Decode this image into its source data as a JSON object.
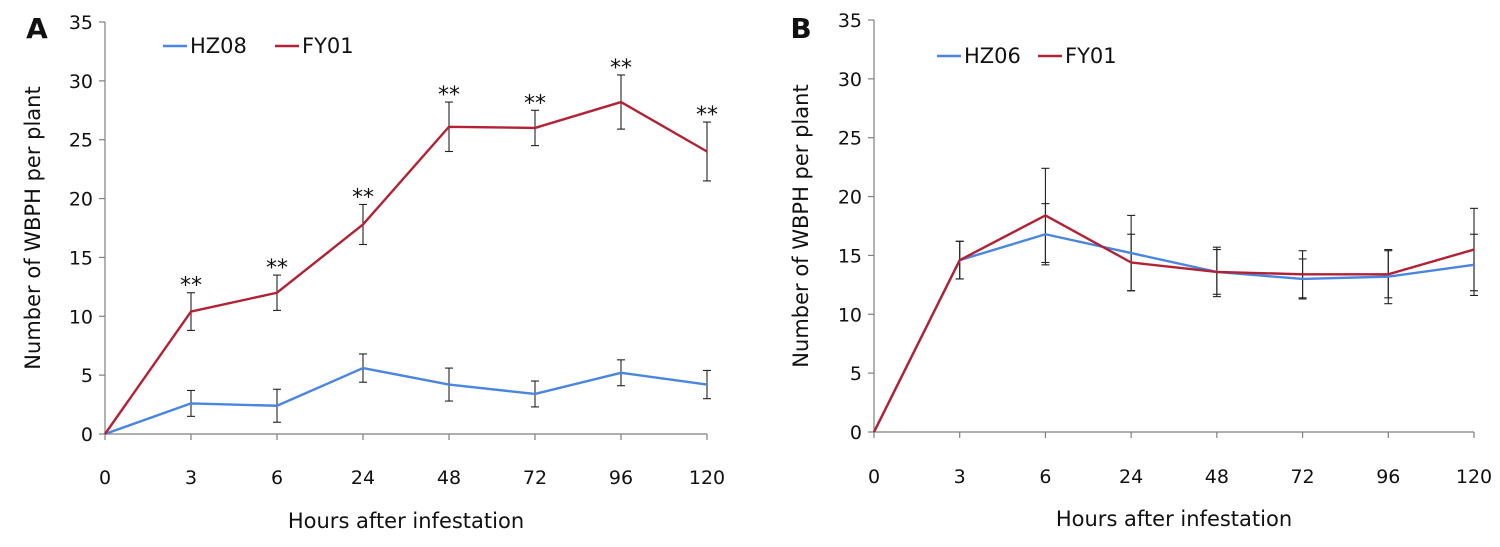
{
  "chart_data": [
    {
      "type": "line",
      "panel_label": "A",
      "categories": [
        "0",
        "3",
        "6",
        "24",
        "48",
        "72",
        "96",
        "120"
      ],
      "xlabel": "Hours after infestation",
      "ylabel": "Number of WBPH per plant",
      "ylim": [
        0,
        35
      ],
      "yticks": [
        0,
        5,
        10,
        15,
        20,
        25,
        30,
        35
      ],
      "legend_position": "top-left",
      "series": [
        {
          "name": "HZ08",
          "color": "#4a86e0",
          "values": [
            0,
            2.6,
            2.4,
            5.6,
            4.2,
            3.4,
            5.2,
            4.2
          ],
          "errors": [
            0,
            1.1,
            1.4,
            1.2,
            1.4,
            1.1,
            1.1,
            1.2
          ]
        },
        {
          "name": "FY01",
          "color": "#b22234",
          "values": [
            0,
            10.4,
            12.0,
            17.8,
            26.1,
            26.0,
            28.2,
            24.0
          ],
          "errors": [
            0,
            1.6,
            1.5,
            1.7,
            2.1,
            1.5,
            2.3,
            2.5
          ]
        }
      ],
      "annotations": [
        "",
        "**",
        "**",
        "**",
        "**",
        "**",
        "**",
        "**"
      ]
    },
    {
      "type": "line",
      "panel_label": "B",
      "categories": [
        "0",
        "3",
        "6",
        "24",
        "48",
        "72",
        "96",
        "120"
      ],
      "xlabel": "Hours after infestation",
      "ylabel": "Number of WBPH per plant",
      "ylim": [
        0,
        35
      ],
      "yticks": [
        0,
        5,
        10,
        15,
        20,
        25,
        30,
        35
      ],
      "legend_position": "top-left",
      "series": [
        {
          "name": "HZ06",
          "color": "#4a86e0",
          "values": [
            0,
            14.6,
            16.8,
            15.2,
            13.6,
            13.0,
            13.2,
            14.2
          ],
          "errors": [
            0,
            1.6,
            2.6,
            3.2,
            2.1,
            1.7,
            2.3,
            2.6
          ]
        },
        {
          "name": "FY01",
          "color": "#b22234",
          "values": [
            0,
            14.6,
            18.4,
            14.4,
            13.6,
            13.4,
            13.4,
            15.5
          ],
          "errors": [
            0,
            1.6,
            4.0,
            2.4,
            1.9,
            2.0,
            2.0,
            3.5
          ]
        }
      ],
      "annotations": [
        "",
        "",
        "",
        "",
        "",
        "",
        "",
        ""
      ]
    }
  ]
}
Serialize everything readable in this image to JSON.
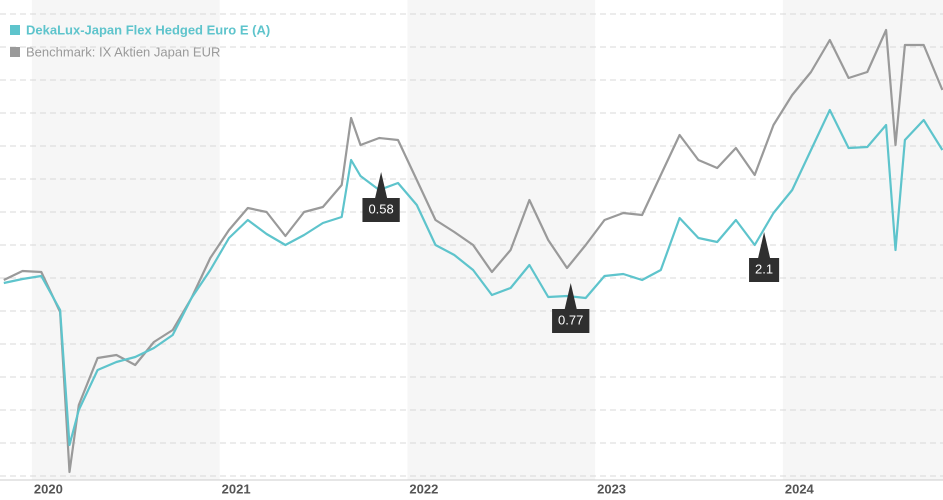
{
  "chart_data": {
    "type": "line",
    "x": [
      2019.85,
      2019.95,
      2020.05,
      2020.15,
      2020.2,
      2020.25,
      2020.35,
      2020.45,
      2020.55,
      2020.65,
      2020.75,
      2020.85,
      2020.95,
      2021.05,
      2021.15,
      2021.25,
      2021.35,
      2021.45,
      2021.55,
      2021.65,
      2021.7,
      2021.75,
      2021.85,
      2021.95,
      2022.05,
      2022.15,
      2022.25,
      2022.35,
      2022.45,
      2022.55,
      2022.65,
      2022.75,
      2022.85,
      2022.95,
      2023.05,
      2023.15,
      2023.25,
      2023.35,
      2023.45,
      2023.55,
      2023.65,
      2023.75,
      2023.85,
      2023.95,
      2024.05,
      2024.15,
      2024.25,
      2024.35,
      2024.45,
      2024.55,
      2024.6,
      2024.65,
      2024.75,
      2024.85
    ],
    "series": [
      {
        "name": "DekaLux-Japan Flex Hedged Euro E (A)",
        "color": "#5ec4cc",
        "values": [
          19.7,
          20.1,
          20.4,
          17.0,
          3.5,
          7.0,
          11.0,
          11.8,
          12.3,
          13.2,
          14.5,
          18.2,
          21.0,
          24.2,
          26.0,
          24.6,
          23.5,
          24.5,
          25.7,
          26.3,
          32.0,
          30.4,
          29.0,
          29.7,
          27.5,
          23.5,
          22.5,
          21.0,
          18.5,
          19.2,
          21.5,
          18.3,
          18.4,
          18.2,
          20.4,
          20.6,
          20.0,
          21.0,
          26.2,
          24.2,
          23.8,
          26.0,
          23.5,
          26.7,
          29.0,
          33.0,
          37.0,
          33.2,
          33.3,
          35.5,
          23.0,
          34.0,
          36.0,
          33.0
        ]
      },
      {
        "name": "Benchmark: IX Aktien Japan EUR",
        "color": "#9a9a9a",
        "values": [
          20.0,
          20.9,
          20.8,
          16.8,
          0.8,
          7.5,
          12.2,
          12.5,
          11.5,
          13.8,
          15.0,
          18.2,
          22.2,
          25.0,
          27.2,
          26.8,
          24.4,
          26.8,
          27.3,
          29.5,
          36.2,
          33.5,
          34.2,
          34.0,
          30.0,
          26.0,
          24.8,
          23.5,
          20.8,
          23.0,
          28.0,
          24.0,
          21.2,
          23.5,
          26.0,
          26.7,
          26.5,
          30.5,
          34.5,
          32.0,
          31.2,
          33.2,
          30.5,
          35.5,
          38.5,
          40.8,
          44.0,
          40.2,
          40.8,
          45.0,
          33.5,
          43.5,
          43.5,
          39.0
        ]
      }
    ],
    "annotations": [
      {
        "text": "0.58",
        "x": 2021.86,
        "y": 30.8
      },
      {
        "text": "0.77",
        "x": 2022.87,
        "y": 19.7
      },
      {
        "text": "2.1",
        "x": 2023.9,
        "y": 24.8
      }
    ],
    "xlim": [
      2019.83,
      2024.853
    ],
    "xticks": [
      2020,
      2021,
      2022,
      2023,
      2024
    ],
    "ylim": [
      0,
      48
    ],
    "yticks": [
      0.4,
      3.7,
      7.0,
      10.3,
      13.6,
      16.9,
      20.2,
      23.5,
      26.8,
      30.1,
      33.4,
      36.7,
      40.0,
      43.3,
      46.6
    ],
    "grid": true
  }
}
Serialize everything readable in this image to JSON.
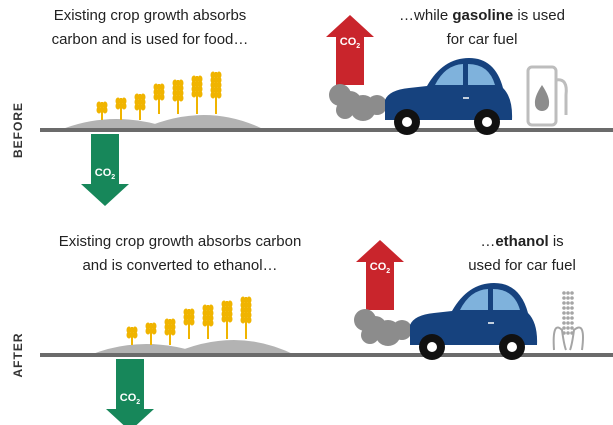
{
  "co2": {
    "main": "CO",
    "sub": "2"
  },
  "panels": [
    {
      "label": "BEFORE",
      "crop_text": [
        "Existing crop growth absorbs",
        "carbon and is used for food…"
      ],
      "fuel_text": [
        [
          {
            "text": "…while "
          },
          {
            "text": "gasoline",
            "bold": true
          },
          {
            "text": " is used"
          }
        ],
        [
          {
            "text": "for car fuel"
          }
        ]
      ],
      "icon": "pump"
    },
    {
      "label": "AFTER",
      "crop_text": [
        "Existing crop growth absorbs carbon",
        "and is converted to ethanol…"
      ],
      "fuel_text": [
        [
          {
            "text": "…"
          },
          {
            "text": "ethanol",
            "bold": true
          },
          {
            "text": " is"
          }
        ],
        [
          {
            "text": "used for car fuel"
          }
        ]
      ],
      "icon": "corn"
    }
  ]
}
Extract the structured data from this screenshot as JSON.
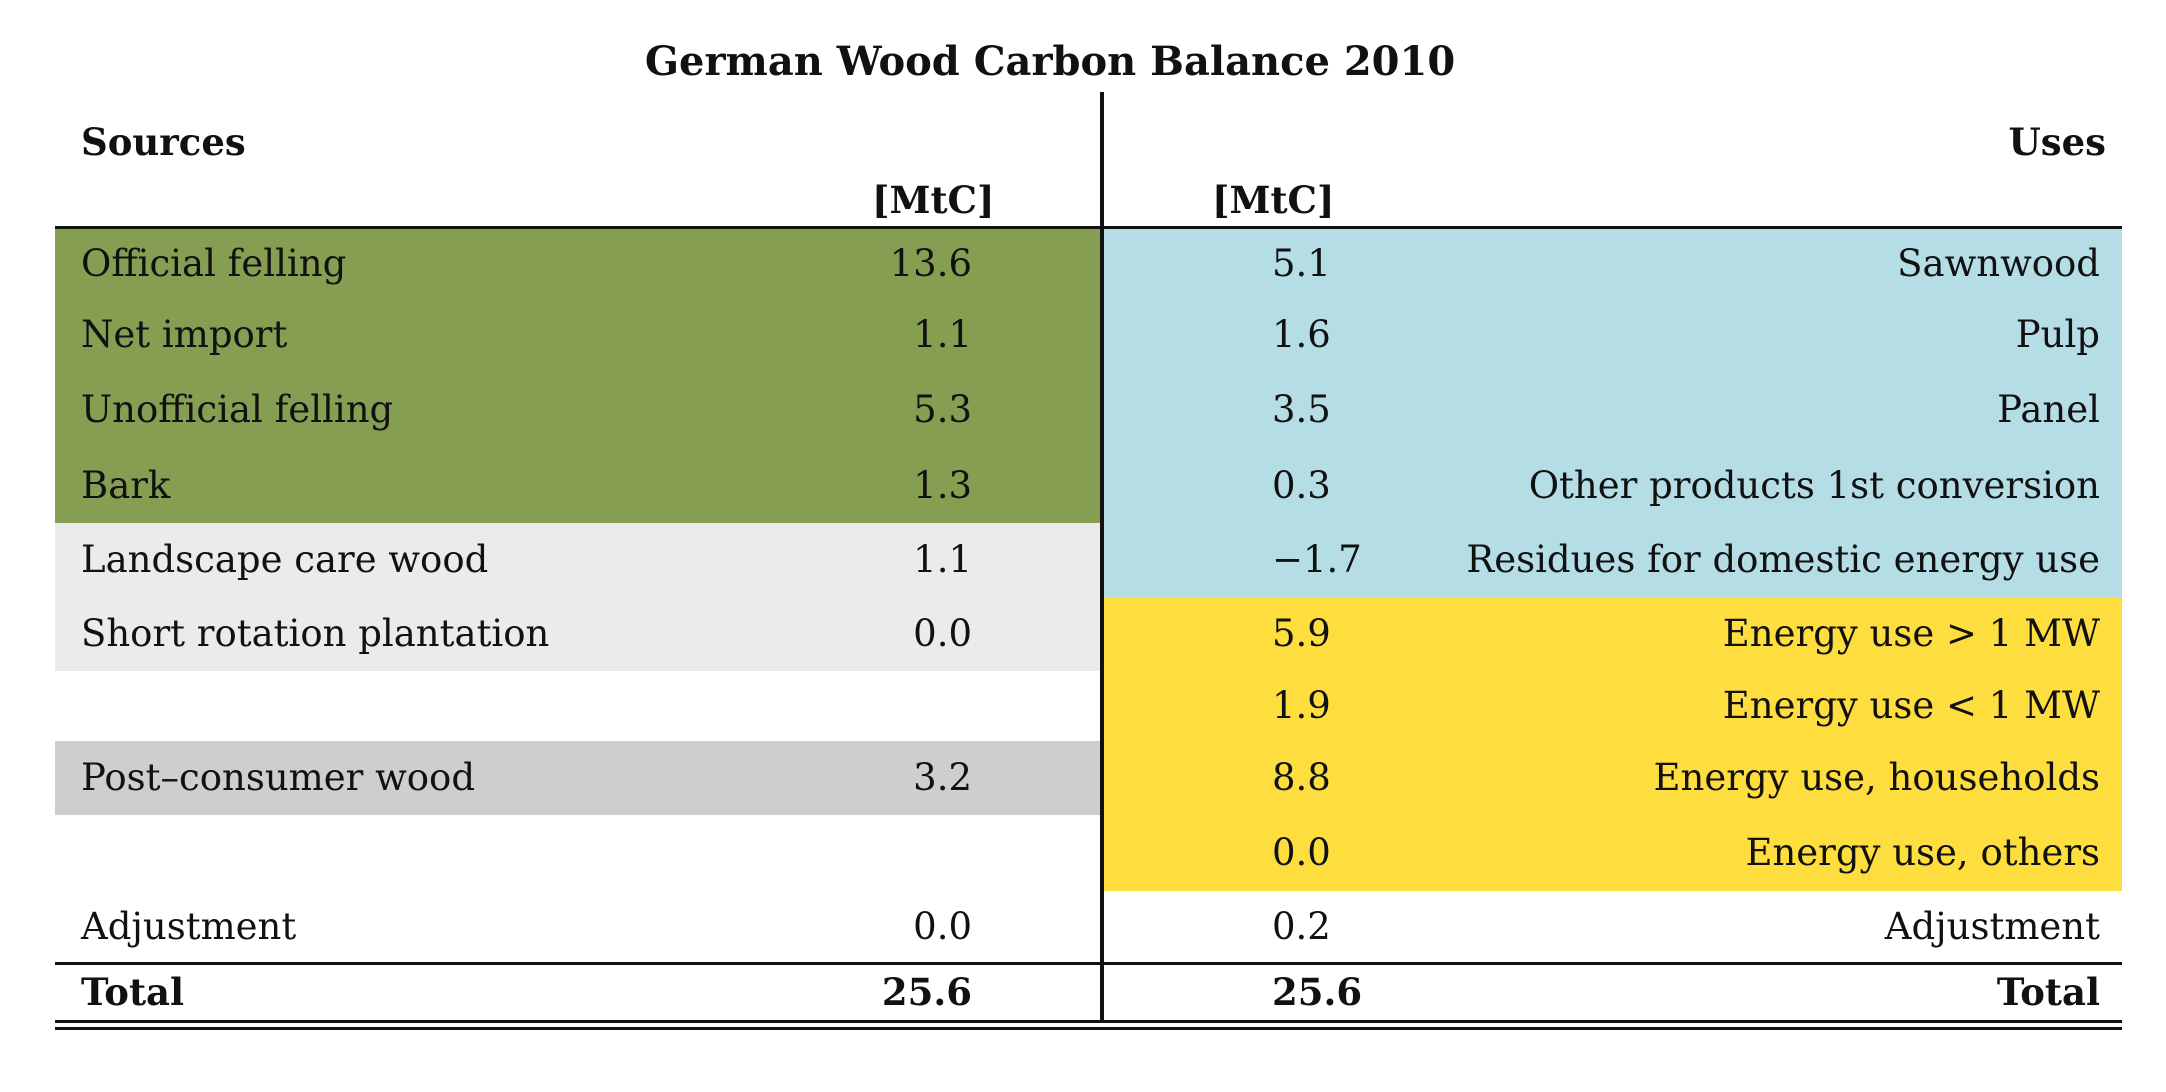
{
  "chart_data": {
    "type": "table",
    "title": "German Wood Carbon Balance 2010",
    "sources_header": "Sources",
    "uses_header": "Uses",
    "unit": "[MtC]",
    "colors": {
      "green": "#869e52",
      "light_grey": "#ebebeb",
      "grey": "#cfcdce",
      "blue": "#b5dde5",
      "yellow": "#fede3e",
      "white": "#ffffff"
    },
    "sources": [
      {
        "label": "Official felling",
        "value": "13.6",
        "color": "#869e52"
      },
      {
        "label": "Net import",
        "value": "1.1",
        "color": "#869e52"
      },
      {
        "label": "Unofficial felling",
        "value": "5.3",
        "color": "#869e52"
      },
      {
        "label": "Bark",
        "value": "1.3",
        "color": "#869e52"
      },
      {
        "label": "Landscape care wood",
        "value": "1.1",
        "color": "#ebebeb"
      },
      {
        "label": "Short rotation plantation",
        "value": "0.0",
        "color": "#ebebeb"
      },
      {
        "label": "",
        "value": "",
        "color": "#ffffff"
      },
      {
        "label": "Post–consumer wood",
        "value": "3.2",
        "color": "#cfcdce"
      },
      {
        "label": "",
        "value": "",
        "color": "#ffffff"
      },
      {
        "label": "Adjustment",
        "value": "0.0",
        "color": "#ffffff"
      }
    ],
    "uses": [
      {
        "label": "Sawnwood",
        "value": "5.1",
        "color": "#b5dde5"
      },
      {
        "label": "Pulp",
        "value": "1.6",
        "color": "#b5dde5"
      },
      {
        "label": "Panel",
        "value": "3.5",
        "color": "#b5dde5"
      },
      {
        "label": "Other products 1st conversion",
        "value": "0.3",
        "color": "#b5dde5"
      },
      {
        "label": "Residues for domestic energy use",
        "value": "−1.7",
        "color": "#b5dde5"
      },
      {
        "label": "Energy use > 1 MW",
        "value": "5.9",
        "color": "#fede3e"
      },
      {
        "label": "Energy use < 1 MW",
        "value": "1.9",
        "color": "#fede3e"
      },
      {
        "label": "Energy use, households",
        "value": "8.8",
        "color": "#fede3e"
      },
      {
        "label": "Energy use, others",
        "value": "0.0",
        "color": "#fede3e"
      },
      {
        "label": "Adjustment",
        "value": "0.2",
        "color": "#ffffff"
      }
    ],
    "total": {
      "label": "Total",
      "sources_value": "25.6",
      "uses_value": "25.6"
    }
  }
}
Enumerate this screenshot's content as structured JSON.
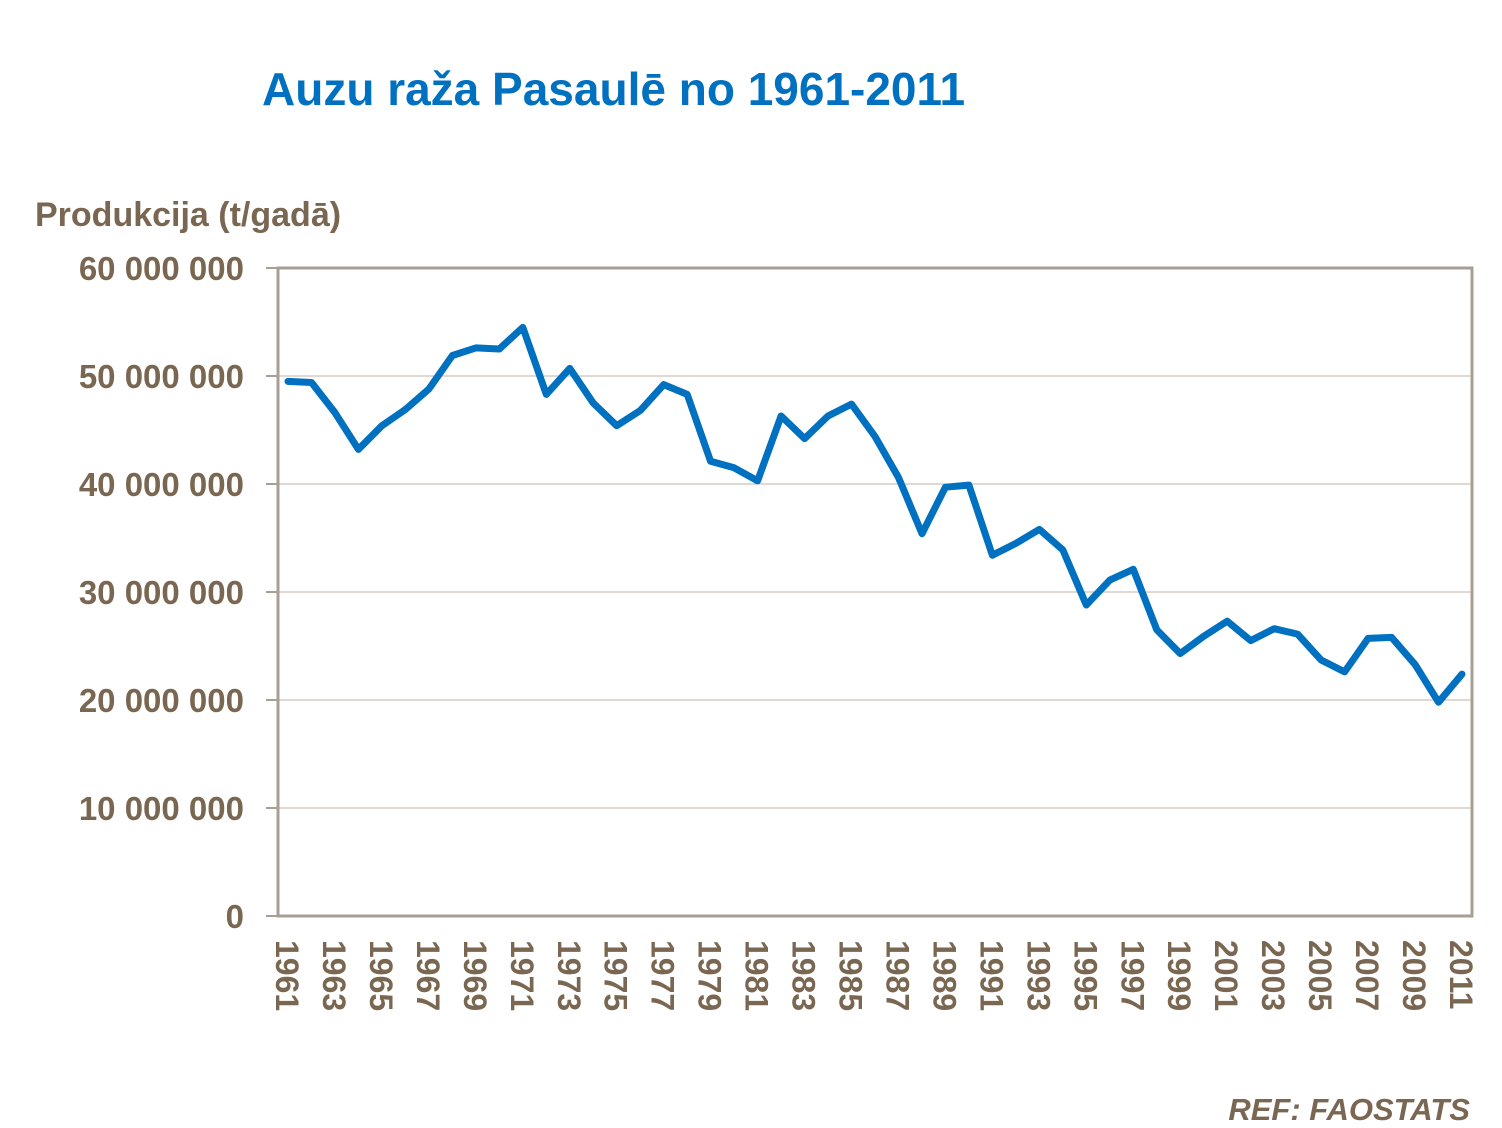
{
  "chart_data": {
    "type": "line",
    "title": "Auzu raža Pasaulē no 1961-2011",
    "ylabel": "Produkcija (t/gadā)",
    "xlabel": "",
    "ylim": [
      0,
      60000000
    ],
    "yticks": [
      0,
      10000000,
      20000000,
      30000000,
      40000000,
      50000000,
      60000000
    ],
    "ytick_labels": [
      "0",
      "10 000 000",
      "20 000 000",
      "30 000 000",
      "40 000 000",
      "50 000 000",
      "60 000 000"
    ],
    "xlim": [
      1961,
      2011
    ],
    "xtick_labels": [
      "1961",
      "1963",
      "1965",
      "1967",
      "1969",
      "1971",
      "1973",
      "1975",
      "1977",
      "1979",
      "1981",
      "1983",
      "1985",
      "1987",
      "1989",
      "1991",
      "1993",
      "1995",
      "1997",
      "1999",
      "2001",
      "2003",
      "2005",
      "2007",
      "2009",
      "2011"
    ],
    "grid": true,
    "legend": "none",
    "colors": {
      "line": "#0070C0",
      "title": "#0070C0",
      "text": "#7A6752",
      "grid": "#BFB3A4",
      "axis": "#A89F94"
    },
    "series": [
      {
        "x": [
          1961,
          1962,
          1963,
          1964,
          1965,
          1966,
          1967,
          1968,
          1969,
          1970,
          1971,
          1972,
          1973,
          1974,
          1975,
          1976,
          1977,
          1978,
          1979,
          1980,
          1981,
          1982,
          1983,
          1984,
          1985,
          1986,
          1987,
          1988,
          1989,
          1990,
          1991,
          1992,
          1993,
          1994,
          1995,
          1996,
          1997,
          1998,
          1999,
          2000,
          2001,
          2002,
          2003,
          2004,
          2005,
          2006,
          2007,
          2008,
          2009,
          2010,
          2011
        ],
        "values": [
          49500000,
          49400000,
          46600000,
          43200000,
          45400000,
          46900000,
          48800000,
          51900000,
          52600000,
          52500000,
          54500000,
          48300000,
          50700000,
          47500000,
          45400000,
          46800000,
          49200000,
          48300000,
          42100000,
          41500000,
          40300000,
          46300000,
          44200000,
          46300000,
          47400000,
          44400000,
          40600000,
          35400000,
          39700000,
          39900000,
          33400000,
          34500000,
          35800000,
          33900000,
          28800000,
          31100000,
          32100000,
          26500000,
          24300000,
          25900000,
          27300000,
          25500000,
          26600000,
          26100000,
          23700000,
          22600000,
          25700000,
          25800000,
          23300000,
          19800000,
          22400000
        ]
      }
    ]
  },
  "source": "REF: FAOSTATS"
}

###

## GOAL
Using the listing above, show each line holding the string "title".

## FINISHED ANSWER
    "title": "German Wood Carbon Balance 2010",
    "title": "Auzu raža Pasaulē no 1961-2011",
      "title": "#0070C0",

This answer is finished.